### Passage shown
Behind these principles is the consumerization of enterprise IT. The fundamental drive for flash is from mobile consumer products, and enterprise computing in support of consumers or enterprises rides on the coattails. Enterprise IT vendor innovation is and will continue to be primarily focused on and around hyperscale technologies built from largely consumer components. The greatest increase in enterprise vendor market value is likely to accrue to developers of new total enterprise application portfolios adapted to fit a business, rather than demand business change to fit the application.
This research is designed to help senior IT executives connect the dots between the different IT trends currently occurring, and assist in the development of optimal IT strategies. It will also inform very senior executives of software companies of the business potential of creating total enterprise applications with lower costs and much higher business value.
Case Study: The Changing Cost Of Database Systems
The case study is designed to illustrate the potential for rapid decline in the cost of IT computing for current applications. The fundamental technologies that drive this change are already tested and in place, although not yet in widespread deployment. This case study shows the dramatic reduction in database system cost determined by the increasing introduction of low-latency technology on existing applications. The next two sections will look at the reduction in costs from hyperscale and open-source technologies, and potential business benefits that accrue from the deployment of such technologies in enterprise applications.
Figure 1 takes the current infrastructure deployment cost of a tier-1 20-terabyte database (Column 1), and compares it to the costs of infrastructures optimized for low-latency and low-variance IO. Stage 1 (middle column of Figure 1) uses a configuration with very high percentages of flash storage using traditional SCSI IO protocols. Stage 2 (column three in Figure 1) introduces the impact of using server-based PCIe flash cards, which are implemented as an extension of processor main memory (DRAM).
Column 1, (Traditional, Disk, SCSI)
The cost of a traditional database infrastructure using Tier-1 storage using SCSI disk with little or no flash. The line items are a rearrangement of the detailed assumptions in Table 2 of a detailed study of Oracle best practice, with the additional of environmental and operational costs. This column represents the total 3-year infrastructure cost (including maintenance) of supporting a 20-terabyte database. Database licenses are the largest single component. The average IO response time is in the 5-10 millisecond range, and the variance usually greater than 1,000. There is tremendous intellectual property build up around optimizing mechanical rust.
Column 2, (All or High % Flash, SCSI)
The details in this section can be skipped. The bottom line is spending money on faster and more consistent IO results in less servers, far fewer Oracle licenses and reduced cost. The average response time is 1-2 milliseconds, improving the response time in column one by a factor of 3-10 times, and variance (in an all-flash array) by up to 2,000 times.
- Details about Cost: The cost of database infrastructure with Tier-1 storage with at least 20% tiered flash, or an all-flash array with 100% flash. At this time (April 2013) there are no Tier-1 all-flash storage arrays in production, as defined by Wikibon, although Wikibon expects the functionality of all-flash arrays to improve to tier-1 functionality and availability by early 2014. The storage protocol is still SCSI. The mean IO response time is less than 2 milliseconds. The key impacts of additional spend on flash storage and optimized servers is to reduce the IO response time and variance. Key components of the database can be pinned, and a tiered storage system is assumed. The write IO time for log files is usually a critical throughput metric. The impact of improving IO response times is to reduce CPU IO wait time, and this in turn reduces system overhead and improves CPU utilization. The net effect is to reduce the number of cores required by about 37%. The detailed analysis of the reasons is given in the “Optimizing For CPU IO Wait Time” and “The Cost Impact Of Optimizing Database Infrastructure” sections of the report referenced above.

### Material to process
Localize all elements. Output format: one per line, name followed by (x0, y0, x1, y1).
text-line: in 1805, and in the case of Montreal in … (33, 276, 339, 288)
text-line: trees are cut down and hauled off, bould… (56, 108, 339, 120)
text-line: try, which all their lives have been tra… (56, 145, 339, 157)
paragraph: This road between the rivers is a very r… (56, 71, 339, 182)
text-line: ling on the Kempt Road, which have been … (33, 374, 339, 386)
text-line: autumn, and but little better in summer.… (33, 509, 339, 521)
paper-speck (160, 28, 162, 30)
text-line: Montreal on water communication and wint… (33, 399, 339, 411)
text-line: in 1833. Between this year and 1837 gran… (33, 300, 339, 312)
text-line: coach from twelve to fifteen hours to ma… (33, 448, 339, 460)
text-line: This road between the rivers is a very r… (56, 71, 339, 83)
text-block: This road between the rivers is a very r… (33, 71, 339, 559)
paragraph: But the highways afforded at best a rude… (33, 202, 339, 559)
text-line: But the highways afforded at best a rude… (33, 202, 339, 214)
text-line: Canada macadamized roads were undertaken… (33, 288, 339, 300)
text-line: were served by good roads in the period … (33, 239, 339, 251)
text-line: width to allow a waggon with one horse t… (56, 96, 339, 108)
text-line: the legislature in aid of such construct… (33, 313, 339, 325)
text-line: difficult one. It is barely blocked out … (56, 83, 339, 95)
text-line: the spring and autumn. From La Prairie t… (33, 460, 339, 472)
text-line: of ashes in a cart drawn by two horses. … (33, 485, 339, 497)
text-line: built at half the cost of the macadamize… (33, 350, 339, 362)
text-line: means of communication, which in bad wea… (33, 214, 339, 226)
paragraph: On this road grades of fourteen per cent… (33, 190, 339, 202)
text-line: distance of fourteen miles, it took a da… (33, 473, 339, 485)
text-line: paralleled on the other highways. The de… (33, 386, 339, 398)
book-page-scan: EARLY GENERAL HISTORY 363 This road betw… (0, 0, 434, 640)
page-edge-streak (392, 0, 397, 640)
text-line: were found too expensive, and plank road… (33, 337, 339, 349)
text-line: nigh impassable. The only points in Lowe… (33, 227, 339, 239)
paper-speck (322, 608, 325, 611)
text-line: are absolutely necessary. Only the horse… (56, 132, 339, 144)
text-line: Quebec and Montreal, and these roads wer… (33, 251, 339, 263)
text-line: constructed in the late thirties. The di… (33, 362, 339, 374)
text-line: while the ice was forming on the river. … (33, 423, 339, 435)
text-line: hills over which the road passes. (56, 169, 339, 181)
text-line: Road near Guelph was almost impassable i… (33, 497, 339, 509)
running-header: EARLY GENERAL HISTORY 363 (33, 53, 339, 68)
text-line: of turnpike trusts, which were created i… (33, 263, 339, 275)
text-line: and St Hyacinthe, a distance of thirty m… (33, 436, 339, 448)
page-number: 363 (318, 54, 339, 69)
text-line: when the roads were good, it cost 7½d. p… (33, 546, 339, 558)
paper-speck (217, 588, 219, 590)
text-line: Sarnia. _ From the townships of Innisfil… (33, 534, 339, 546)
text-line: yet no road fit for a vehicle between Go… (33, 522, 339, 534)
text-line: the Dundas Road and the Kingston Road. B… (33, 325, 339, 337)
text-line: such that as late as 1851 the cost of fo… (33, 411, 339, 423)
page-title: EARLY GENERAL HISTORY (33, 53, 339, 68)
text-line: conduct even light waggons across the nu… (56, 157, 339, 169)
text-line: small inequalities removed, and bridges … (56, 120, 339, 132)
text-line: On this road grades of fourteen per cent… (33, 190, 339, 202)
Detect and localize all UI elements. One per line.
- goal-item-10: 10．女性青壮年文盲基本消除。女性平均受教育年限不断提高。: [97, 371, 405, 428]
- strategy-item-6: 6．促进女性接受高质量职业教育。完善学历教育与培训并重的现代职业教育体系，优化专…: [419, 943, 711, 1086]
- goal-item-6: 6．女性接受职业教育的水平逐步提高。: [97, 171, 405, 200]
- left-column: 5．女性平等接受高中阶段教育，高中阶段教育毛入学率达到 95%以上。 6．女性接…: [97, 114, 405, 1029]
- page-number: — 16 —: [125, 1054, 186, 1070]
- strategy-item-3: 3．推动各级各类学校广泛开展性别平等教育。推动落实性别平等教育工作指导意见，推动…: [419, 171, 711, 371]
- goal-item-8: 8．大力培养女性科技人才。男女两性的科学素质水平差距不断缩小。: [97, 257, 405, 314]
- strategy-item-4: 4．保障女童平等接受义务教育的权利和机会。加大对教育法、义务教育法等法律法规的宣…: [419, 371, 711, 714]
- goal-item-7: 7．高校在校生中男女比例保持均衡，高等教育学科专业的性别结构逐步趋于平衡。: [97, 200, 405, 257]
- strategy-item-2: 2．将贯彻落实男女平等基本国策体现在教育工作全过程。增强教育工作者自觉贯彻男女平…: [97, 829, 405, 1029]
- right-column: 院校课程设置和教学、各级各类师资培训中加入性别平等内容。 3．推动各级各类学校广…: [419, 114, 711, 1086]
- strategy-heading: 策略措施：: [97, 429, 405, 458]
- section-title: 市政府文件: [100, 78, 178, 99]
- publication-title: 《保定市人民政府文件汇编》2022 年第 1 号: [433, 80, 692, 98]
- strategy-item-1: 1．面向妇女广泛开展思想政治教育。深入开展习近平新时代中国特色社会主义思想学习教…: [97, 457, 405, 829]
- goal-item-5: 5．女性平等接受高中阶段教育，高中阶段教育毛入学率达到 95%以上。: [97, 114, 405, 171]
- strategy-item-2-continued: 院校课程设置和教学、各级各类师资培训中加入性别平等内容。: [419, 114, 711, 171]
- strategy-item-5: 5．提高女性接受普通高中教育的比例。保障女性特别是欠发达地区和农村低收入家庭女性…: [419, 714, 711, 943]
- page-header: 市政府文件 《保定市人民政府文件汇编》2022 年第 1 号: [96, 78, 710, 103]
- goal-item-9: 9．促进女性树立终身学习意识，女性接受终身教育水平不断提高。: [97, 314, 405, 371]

### Requests
A. Please repeat everything in the passage on database costs from "The cost of a" down to "High % Flash, SCSI)", word for word.
B. Transcribe exactly everything in the records from their first line down to the line containing "text-line: But the", with both ends included.
The passage on database costs and the records are two unrelated pieces of material.

### Results of the tasks
A.
The cost of a traditional database infrastructure using Tier-1 storage using SCSI disk with little or no flash. The line items are a rearrangement of the detailed assumptions in Table 2 of a detailed study of Oracle best practice, with the additional of environmental and operational costs. This column represents the total 3-year infrastructure cost (including maintenance) of supporting a 20-terabyte database. Database licenses are the largest single component. The average IO response time is in the 5-10 millisecond range, and the variance usually greater than 1,000. There is tremendous intellectual property build up around optimizing mechanical rust.
Column 2, (All or High % Flash, SCSI)

B.
Localize all elements. Output format: one per line, name followed by (x0, y0, x1, y1).
text-line: in 1805, and in the case of Montreal in … (33, 276, 339, 288)
text-line: trees are cut down and hauled off, bould… (56, 108, 339, 120)
text-line: try, which all their lives have been tra… (56, 145, 339, 157)
paragraph: This road between the rivers is a very r… (56, 71, 339, 182)
text-line: ling on the Kempt Road, which have been … (33, 374, 339, 386)
text-line: autumn, and but little better in summer.… (33, 509, 339, 521)
paper-speck (160, 28, 162, 30)
text-line: Montreal on water communication and wint… (33, 399, 339, 411)
text-line: in 1833. Between this year and 1837 gran… (33, 300, 339, 312)
text-line: coach from twelve to fifteen hours to ma… (33, 448, 339, 460)
text-line: This road between the rivers is a very r… (56, 71, 339, 83)
text-block: This road between the rivers is a very r… (33, 71, 339, 559)
paragraph: But the highways afforded at best a rude… (33, 202, 339, 559)
text-line: But the highways afforded at best a rude… (33, 202, 339, 214)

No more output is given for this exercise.